▶ Reading text
########################################

Reputation: 13
I am running into some trouble scraping a table using BeautifulSoup. Here is my code
from urllib.request import urlopen
from bs4 import BeautifulSoup
site = "http://www.sports-reference.com/cbb/schools/clemson/2014.html"
page = urlopen(site)
soup = BeautifulSoup(page,"html.parser")
stats = soup.find('table', id = 'totals')
In [78]: print(stats)
None
When I right click on the table to inspect the element the HTML looks as I'd expect, however when I view the source the only element with id = 'totals' is commented out. Is there a way to scrape a table from the commented source code?
I have referenced this post but can't seem to replicate their solution.
Here is a link to the webpage I am interested in. I'd like to scrape the table labeled "Totals" and store it as a data frame.
I am relatively new to Python, HTML, and web scraping. Any help would be greatly appreciated.
Thanks in advance.
Michael
Upvotes: 1
Views: 2182
Reputation: 250
You can do this:
from urllib2 import *
from bs4 import BeautifulSoup
site = "http://www.sports-reference.com/cbb/schools/clemson/2014.html"
page = urlopen(site)
soup = BeautifulSoup(page,"lxml")
stats = soup.findAll('div', id = 'all_totals')
print stats
Please inform me if I helped!

########################################

▶ Required task 1
In the records, edit the part that opens with the line containing "Itemize the components" and closes with the line containing "8, 772, 19]", replacing "trend-line" with "trend-curve" and keeping everything else as it is.
The records have nothing to do with the text above them.

▶ Input material
########################################

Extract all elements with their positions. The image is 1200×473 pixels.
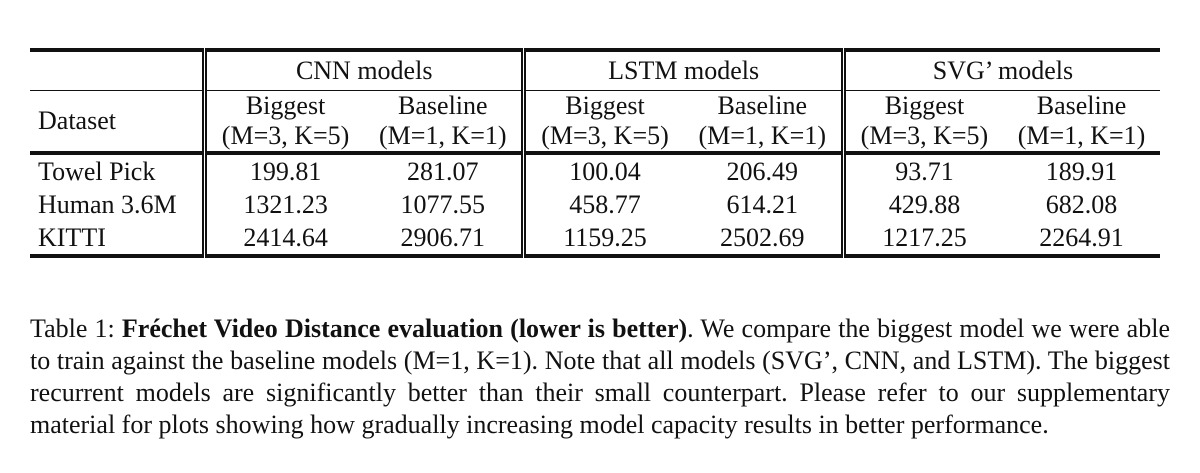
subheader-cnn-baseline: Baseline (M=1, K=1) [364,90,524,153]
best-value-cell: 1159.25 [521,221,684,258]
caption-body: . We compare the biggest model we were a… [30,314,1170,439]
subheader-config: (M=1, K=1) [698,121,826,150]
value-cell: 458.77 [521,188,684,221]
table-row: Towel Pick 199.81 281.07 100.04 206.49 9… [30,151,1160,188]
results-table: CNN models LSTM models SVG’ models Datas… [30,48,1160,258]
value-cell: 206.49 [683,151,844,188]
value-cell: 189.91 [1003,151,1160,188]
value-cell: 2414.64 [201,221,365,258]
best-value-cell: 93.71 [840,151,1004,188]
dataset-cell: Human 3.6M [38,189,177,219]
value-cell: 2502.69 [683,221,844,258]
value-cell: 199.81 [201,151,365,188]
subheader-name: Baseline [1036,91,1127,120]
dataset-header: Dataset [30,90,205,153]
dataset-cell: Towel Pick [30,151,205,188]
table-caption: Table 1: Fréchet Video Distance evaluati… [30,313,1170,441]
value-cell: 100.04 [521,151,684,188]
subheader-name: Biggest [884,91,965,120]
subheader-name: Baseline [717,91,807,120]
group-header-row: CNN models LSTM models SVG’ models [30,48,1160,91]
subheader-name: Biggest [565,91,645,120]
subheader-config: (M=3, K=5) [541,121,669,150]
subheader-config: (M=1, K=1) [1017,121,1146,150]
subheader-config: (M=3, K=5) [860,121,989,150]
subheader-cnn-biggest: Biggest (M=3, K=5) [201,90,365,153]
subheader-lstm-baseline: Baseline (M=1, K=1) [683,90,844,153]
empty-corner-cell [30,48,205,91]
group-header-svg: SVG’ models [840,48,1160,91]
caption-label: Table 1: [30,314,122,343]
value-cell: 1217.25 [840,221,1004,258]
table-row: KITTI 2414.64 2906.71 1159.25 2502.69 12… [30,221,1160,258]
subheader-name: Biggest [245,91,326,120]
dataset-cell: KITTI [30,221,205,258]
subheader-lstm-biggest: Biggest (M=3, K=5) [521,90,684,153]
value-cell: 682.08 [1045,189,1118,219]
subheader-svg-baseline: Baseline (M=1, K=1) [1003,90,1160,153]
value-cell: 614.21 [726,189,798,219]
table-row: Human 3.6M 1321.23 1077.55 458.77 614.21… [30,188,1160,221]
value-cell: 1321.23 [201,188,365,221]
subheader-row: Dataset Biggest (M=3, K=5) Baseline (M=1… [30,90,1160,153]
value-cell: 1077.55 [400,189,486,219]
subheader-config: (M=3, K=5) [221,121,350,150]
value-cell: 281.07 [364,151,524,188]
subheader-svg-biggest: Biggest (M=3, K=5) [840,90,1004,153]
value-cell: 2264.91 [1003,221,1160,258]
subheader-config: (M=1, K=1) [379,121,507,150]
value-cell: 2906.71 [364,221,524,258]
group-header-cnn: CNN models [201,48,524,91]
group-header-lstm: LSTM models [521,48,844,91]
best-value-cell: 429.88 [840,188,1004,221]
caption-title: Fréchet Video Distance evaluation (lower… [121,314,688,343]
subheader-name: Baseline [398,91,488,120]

########################################

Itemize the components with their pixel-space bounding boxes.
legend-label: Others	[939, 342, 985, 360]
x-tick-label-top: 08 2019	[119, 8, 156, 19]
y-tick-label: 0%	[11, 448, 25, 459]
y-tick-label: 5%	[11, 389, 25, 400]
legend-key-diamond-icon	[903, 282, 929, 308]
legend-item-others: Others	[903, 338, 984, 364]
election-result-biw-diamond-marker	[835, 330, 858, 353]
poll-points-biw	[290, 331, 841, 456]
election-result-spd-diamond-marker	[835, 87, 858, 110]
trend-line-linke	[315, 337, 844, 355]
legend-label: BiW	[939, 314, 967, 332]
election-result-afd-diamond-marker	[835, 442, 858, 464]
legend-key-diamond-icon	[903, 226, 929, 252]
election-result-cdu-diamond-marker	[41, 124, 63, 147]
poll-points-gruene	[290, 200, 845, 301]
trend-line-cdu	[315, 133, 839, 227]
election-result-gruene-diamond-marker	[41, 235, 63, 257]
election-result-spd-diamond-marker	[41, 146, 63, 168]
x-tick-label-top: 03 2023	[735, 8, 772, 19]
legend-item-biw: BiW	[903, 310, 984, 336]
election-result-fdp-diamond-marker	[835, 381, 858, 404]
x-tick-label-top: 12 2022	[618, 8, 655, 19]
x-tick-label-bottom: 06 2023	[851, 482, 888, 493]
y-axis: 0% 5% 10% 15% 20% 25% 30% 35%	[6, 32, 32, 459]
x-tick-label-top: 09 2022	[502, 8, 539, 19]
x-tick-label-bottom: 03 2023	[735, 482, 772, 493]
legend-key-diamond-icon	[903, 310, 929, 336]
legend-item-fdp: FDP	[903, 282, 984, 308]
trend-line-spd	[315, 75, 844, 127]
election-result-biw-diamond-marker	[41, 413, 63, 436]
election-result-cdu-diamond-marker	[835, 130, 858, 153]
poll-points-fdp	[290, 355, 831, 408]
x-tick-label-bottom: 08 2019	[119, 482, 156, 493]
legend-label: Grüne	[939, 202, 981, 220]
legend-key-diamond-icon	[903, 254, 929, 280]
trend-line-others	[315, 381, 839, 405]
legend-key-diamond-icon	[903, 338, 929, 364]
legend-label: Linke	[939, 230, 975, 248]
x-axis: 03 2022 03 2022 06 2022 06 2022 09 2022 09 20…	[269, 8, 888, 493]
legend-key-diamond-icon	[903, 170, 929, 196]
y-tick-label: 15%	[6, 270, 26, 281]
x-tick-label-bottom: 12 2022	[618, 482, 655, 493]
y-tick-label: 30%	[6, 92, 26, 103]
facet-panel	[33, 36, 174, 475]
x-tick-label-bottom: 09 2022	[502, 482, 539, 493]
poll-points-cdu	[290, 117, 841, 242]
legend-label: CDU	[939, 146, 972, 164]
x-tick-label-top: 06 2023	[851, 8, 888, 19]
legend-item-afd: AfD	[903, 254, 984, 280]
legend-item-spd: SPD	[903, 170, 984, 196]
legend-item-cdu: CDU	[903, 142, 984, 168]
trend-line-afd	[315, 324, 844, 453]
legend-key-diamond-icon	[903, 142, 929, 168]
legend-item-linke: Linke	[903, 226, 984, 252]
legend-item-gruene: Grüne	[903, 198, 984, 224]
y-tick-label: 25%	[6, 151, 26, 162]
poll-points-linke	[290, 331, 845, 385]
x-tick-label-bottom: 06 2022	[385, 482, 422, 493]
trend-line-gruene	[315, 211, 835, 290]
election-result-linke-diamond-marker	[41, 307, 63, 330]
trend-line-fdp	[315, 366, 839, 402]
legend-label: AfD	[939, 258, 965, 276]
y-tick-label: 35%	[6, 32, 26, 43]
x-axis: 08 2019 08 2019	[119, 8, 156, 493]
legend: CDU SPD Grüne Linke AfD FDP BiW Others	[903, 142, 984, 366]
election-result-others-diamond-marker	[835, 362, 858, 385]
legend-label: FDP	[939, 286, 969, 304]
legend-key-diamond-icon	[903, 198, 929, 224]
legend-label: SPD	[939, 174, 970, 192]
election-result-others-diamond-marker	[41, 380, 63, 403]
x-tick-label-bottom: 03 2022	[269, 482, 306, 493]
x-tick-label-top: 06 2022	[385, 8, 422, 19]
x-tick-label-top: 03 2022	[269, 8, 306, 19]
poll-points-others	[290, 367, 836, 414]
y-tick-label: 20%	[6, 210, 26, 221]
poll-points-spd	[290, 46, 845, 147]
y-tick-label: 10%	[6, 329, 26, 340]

########################################

▶ Required task 2
Answer these about the BeautifulSoup thread:
(a) What id does the asker's code pass to soup.find when looking for the table?
(b) Which parser does the reply pass to BeautifulSoup?
(c) What id does the reply's code search for with findAll?

▶ Task solution 1
Itemize the components with their pixel-space bounding boxes.
legend-label: Others	[939, 342, 985, 360]
x-tick-label-top: 08 2019	[119, 8, 156, 19]
y-tick-label: 0%	[11, 448, 25, 459]
y-tick-label: 5%	[11, 389, 25, 400]
legend-key-diamond-icon	[903, 282, 929, 308]
legend-item-others: Others	[903, 338, 984, 364]
election-result-biw-diamond-marker	[835, 330, 858, 353]
poll-points-biw	[290, 331, 841, 456]
election-result-spd-diamond-marker	[835, 87, 858, 110]
trend-curve-linke	[315, 337, 844, 355]
legend-label: BiW	[939, 314, 967, 332]
election-result-afd-diamond-marker	[835, 442, 858, 464]
legend-key-diamond-icon	[903, 226, 929, 252]
election-result-cdu-diamond-marker	[41, 124, 63, 147]
poll-points-gruene	[290, 200, 845, 301]
trend-curve-cdu	[315, 133, 839, 227]
election-result-gruene-diamond-marker	[41, 235, 63, 257]
election-result-spd-diamond-marker	[41, 146, 63, 168]
x-tick-label-top: 03 2023	[735, 8, 772, 19]

▶ Task solution 2
(a) 'totals'
(b) "lxml"
(c) 'all_totals'